• Exercise brief: Rewrite all of the rows below as a Markdown table with two columns: No for the row number and Line for its text. Skip blank lines and leave the pictures out.

>> Start

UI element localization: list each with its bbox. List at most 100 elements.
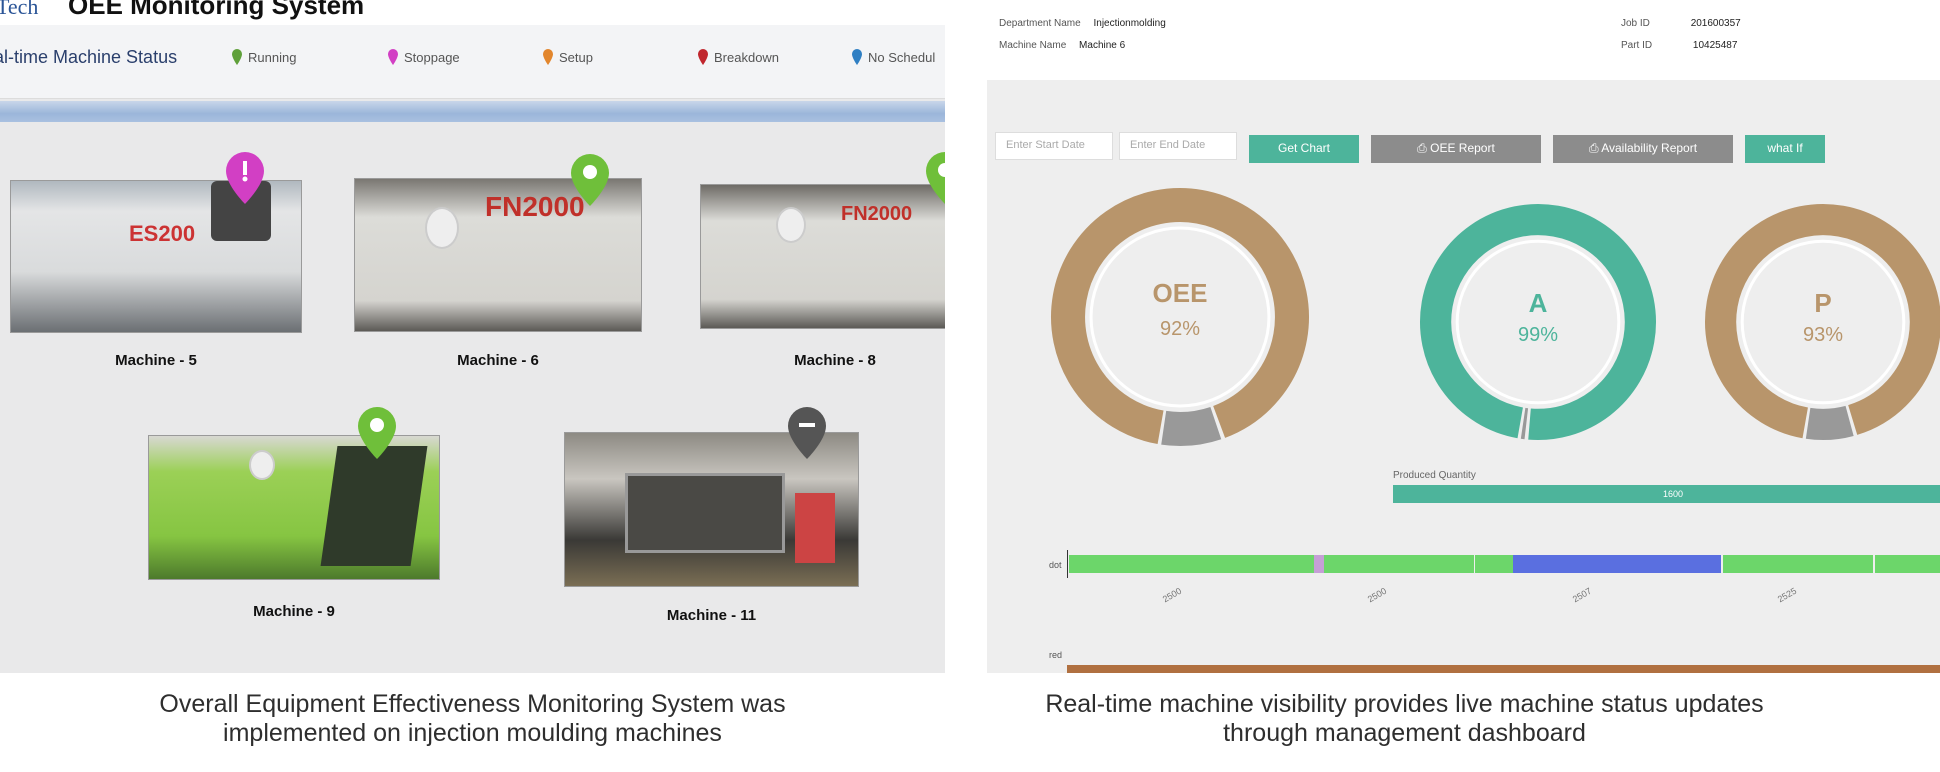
part-value: 10425487: [1692, 40, 1738, 51]
secondary-timeline-bar: [1067, 665, 1940, 673]
oee-donut-ring: [1050, 187, 1310, 447]
oee-monitoring-screen: Tech OEE Monitoring System al-time Machi…: [0, 0, 945, 673]
stoppage-status-pin-icon: [226, 152, 264, 204]
legend-running: Running: [232, 49, 296, 65]
timeline-segment-stoppage: [1314, 555, 1324, 573]
management-dashboard: Department Name Injectionmolding Machine…: [987, 0, 1940, 673]
right-caption-line2: through management dashboard: [1223, 719, 1586, 747]
machine-info: Machine Name Machine 6: [999, 40, 1125, 51]
machine-name-value: Machine 6: [1079, 40, 1126, 51]
machine-gauge: [425, 207, 459, 249]
oee-report-label: OEE Report: [1430, 141, 1495, 155]
start-date-input[interactable]: Enter Start Date: [995, 132, 1113, 160]
timeline-tick-label: 2500: [1365, 585, 1389, 605]
get-chart-button[interactable]: Get Chart: [1249, 135, 1359, 163]
machine-label: Machine - 5: [115, 352, 197, 369]
machine-gauge: [249, 450, 275, 480]
donut-inner-ring: [1740, 239, 1906, 405]
machine-label: Machine - 6: [457, 352, 539, 369]
no-schedule-status-pin-icon: [788, 407, 826, 459]
job-value: 201600357: [1690, 18, 1741, 29]
header-divider-band: [0, 101, 945, 122]
machine-label: Machine - 11: [666, 607, 757, 624]
produced-quantity-label: Produced Quantity: [1393, 470, 1476, 481]
timeline-segment-running: [1069, 555, 1314, 573]
availability-report-button[interactable]: ⎙ Availability Report: [1553, 135, 1733, 163]
left-caption: Overall Equipment Effectiveness Monitori…: [100, 690, 845, 748]
running-status-pin-icon: [571, 154, 609, 206]
machine-brand: ES200: [129, 221, 196, 246]
print-icon: ⎙: [1588, 141, 1602, 155]
produced-quantity-bar: 1600: [1393, 485, 1940, 503]
right-caption-line1: Real-time machine visibility provides li…: [1045, 690, 1764, 718]
department-value: Injectionmolding: [1093, 18, 1166, 29]
running-pin-icon: [232, 49, 242, 65]
app-header: Tech OEE Monitoring System: [0, 0, 945, 25]
timeline-tick-label: 2507: [1570, 585, 1594, 605]
donut-value: 92%: [1159, 318, 1201, 340]
availability-donut: A 99%: [1418, 202, 1658, 442]
company-logo: Tech: [0, 0, 39, 19]
left-caption-line1: Overall Equipment Effectiveness Monitori…: [159, 690, 786, 718]
machine-label: Machine - 9: [253, 603, 335, 620]
donut-value-arc: [1419, 203, 1657, 441]
timeline-bottom-label: red: [1049, 650, 1063, 660]
timeline-row-label: dot: [1049, 560, 1062, 570]
composite-screenshot: Tech OEE Monitoring System al-time Machi…: [0, 0, 1940, 772]
donut-value-arc: [1050, 187, 1310, 447]
timeline-segment-running: [1875, 555, 1940, 573]
donut-label: OEE: [1152, 278, 1208, 308]
performance-donut: P 93%: [1703, 202, 1940, 442]
legend-stoppage: Stoppage: [388, 49, 460, 65]
donut-value: 99%: [1517, 324, 1559, 346]
right-caption: Real-time machine visibility provides li…: [987, 690, 1822, 748]
legend-label: Breakdown: [714, 49, 780, 65]
status-label: al-time Machine Status: [0, 47, 178, 67]
donut-inner-ring: [1089, 226, 1271, 408]
timeline-tick-label: 2525: [1775, 585, 1799, 605]
donut-value: 93%: [1802, 324, 1844, 346]
department-info: Department Name Injectionmolding: [999, 18, 1166, 29]
machine-door: [320, 446, 428, 566]
oee-report-button[interactable]: ⎙ OEE Report: [1371, 135, 1541, 163]
availability-donut-ring: [1419, 203, 1657, 441]
status-bar: al-time Machine Status Running Stoppage …: [0, 25, 945, 99]
legend-setup: Setup: [543, 49, 593, 65]
availability-report-label: Availability Report: [1601, 141, 1698, 155]
timeline-segment-running: [1475, 555, 1513, 573]
print-icon: ⎙: [1417, 141, 1431, 155]
no-schedule-pin-icon: [852, 49, 862, 65]
machine-mold: [625, 473, 785, 553]
part-label: Part ID: [1621, 40, 1653, 51]
timeline-segment-running: [1723, 555, 1873, 573]
machine-name-label: Machine Name: [999, 40, 1067, 51]
stoppage-pin-icon: [388, 49, 398, 65]
job-info: Job ID 201600357: [1621, 18, 1741, 29]
legend-label: Stoppage: [404, 49, 460, 65]
timeline-tick-label: 2500: [1160, 585, 1184, 605]
left-caption-line2: implemented on injection moulding machin…: [223, 719, 722, 747]
machine-brand: FN2000: [841, 203, 913, 225]
donut-label: A: [1528, 288, 1548, 318]
legend-breakdown: Breakdown: [698, 49, 779, 65]
running-status-pin-icon: [358, 407, 396, 459]
job-label: Job ID: [1621, 18, 1650, 29]
status-timeline[interactable]: [1067, 550, 1940, 580]
machine-gauge: [776, 207, 806, 243]
timeline-axis: [1067, 550, 1068, 578]
machine-label: Machine - 8: [794, 352, 876, 369]
legend-no-schedule: No Schedul: [852, 49, 935, 65]
page-title: OEE Monitoring System: [68, 0, 365, 20]
job-info-header: Department Name Injectionmolding Machine…: [987, 0, 1940, 80]
donut-inner-ring: [1455, 239, 1621, 405]
department-label: Department Name: [999, 18, 1081, 29]
part-info: Part ID 10425487: [1621, 40, 1737, 51]
timeline-segment-setup: [1513, 555, 1721, 573]
what-if-button[interactable]: what If: [1745, 135, 1825, 163]
end-date-input[interactable]: Enter End Date: [1119, 132, 1237, 160]
machine-photo: [148, 435, 440, 580]
legend-label: No Schedul: [868, 49, 936, 65]
machine-brand: FN2000: [485, 191, 585, 222]
breakdown-pin-icon: [698, 49, 708, 65]
legend-label: Running: [248, 49, 297, 65]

>> End

• Output for this exercise:
| No | Line |
|---|---|
| 1 | UI element localization: list each with its bbox. List at most 100 elements. |
| 2 | part-value: 10425487: [1692, 40, 1738, 51] |
| 3 | secondary-timeline-bar: [1067, 665, 1940, 673] |
| 4 | oee-donut-ring: [1050, 187, 1310, 447] |
| 5 | oee-monitoring-screen: Tech OEE Monitoring System al-time Machi…: [0, 0, 945, 673] |
| 6 | stoppage-status-pin-icon: [226, 152, 264, 204] |
| 7 | legend-running: Running: [232, 49, 296, 65] |
| 8 | timeline-segment-stoppage: [1314, 555, 1324, 573] |
| 9 | management-dashboard: Department Name Injectionmolding Machine…: [987, 0, 1940, 673] |
| 10 | right-caption-line2: through management dashboard: [1223, 719, 1586, 747] |
| 11 | machine-info: Machine Name Machine 6: [999, 40, 1125, 51] |
| 12 | machine-name-value: Machine 6: [1079, 40, 1126, 51] |
| 13 | machine-gauge: [425, 207, 459, 249] |
| 14 | oee-report-label: OEE Report: [1430, 141, 1495, 155] |
| 15 | start-date-input[interactable]: Enter Start Date: [995, 132, 1113, 160] |
| 16 | timeline-tick-label: 2500: [1365, 585, 1389, 605] |
| 17 | get-chart-button[interactable]: Get Chart: [1249, 135, 1359, 163] |
| 18 | machine-label: Machine - 5: [115, 352, 197, 369] |
| 19 | machine-gauge: [249, 450, 275, 480] |
| 20 | donut-inner-ring: [1740, 239, 1906, 405] |
| 21 | machine-label: Machine - 6: [457, 352, 539, 369] |
| 22 | no-schedule-status-pin-icon: [788, 407, 826, 459] |
| 23 | job-value: 201600357: [1690, 18, 1741, 29] |
| 24 | header-divider-band: [0, 101, 945, 122] |
| 25 | machine-label: Machine - 11: [666, 607, 757, 624] |
| 26 | produced-quantity-label: Produced Quantity: [1393, 470, 1476, 481] |
| 27 | timeline-segment-running: [1069, 555, 1314, 573] |
| 28 | availability-report-button[interactable]: ⎙ Availability Report: [1553, 135, 1733, 163] |
| 29 | left-caption: Overall Equipment Effectiveness Monitori…: [100, 690, 845, 748] |
| 30 | running-status-pin-icon: [571, 154, 609, 206] |
| 31 | machine-brand: ES200: [129, 221, 196, 246] |
| 32 | print-icon: ⎙: [1588, 141, 1602, 155] |
| 33 | produced-quantity-bar: 1600: [1393, 485, 1940, 503] |
| 34 | right-caption-line1: Real-time machine visibility provides li…: [1045, 690, 1764, 718] |
| 35 | department-value: Injectionmolding: [1093, 18, 1166, 29] |
| 36 | running-pin-icon: [232, 49, 242, 65] |
| 37 | app-header: Tech OEE Monitoring System: [0, 0, 945, 25] |
| 38 | timeline-tick-label: 2507: [1570, 585, 1594, 605] |
| 39 | donut-value: 92%: [1159, 318, 1201, 340] |
| 40 | availability-donut: A 99%: [1418, 202, 1658, 442] |
| 41 | company-logo: Tech: [0, 0, 39, 19] |
| 42 | left-caption-line1: Overall Equipment Effectiveness Monitori…: [159, 690, 786, 718] |
| 43 | machine-label: Machine - 9: [253, 603, 335, 620] |
| 44 | donut-value-arc: [1419, 203, 1657, 441] |
| 45 | timeline-bottom-label: red: [1049, 650, 1063, 660] |
| 46 | timeline-row-label: dot: [1049, 560, 1062, 570] |
| 47 | composite-screenshot: Tech OEE Monitoring System al-time Machi…: [0, 0, 1940, 772] |
| 48 | donut-value-arc: [1050, 187, 1310, 447] |
| 49 | timeline-segment-running: [1875, 555, 1940, 573] |
| 50 | donut-label: OEE: [1152, 278, 1208, 308] |
| 51 | performance-donut: P 93%: [1703, 202, 1940, 442] |
| 52 | legend-stoppage: Stoppage: [388, 49, 460, 65] |
| 53 | donut-value: 99%: [1517, 324, 1559, 346] |
| 54 | right-caption: Real-time machine visibility provides li…: [987, 690, 1822, 748] |
| 55 | legend-label: Breakdown: [714, 49, 780, 65] |
| 56 | status-label: al-time Machine Status: [0, 47, 178, 67] |
| 57 | donut-inner-ring: [1089, 226, 1271, 408] |
| 58 | timeline-tick-label: 2525: [1775, 585, 1799, 605] |
| 59 | donut-value: 93%: [1802, 324, 1844, 346] |
| 60 | department-info: Department Name Injectionmolding: [999, 18, 1166, 29] |
| 61 | machine-door: [320, 446, 428, 566] |
| 62 | oee-report-button[interactable]: ⎙ OEE Report: [1371, 135, 1541, 163] |
| 63 | availability-donut-ring: [1419, 203, 1657, 441] |
| 64 | status-bar: al-time Machine Status Running Stoppage …: [0, 25, 945, 99] |
| 65 | legend-setup: Setup: [543, 49, 593, 65] |
| 66 | availability-report-label: Availability Report: [1601, 141, 1698, 155] |
| 67 | timeline-segment-running: [1475, 555, 1513, 573] |
| 68 | print-icon: ⎙: [1417, 141, 1431, 155] |
| 69 | no-schedule-pin-icon: [852, 49, 862, 65] |
| 70 | machine-mold: [625, 473, 785, 553] |
| 71 | part-label: Part ID: [1621, 40, 1653, 51] |
| 72 | timeline-segment-running: [1723, 555, 1873, 573] |
| 73 | machine-name-label: Machine Name: [999, 40, 1067, 51] |
| 74 | stoppage-pin-icon: [388, 49, 398, 65] |
| 75 | job-info: Job ID 201600357: [1621, 18, 1741, 29] |
| 76 | legend-label: Stoppage: [404, 49, 460, 65] |
| 77 | timeline-tick-label: 2500: [1160, 585, 1184, 605] |
| 78 | left-caption-line2: implemented on injection moulding machin…: [223, 719, 722, 747] |
| 79 | machine-brand: FN2000: [841, 203, 913, 225] |
| 80 | donut-label: A: [1528, 288, 1548, 318] |
| 81 | legend-breakdown: Breakdown: [698, 49, 779, 65] |
| 82 | running-status-pin-icon: [358, 407, 396, 459] |
| 83 | job-label: Job ID: [1621, 18, 1650, 29] |
| 84 | status-timeline[interactable]: [1067, 550, 1940, 580] |
| 85 | machine-gauge: [776, 207, 806, 243] |
| 86 | timeline-axis: [1067, 550, 1068, 578] |
| 87 | machine-label: Machine - 8: [794, 352, 876, 369] |
| 88 | legend-no-schedule: No Schedul: [852, 49, 935, 65] |
| 89 | page-title: OEE Monitoring System: [68, 0, 365, 20] |
| 90 | job-info-header: Department Name Injectionmolding Machine…: [987, 0, 1940, 80] |
| 91 | donut-inner-ring: [1455, 239, 1621, 405] |
| 92 | department-label: Department Name: [999, 18, 1081, 29] |
| 93 | part-info: Part ID 10425487: [1621, 40, 1737, 51] |
| 94 | timeline-segment-setup: [1513, 555, 1721, 573] |
| 95 | what-if-button[interactable]: what If: [1745, 135, 1825, 163] |
| 96 | end-date-input[interactable]: Enter End Date: [1119, 132, 1237, 160] |
| 97 | machine-photo: [148, 435, 440, 580] |
| 98 | legend-label: No Schedul: [868, 49, 936, 65] |
| 99 | machine-brand: FN2000: [485, 191, 585, 222] |
| 100 | breakdown-pin-icon: [698, 49, 708, 65] |
| 101 | legend-label: Running: [248, 49, 297, 65] |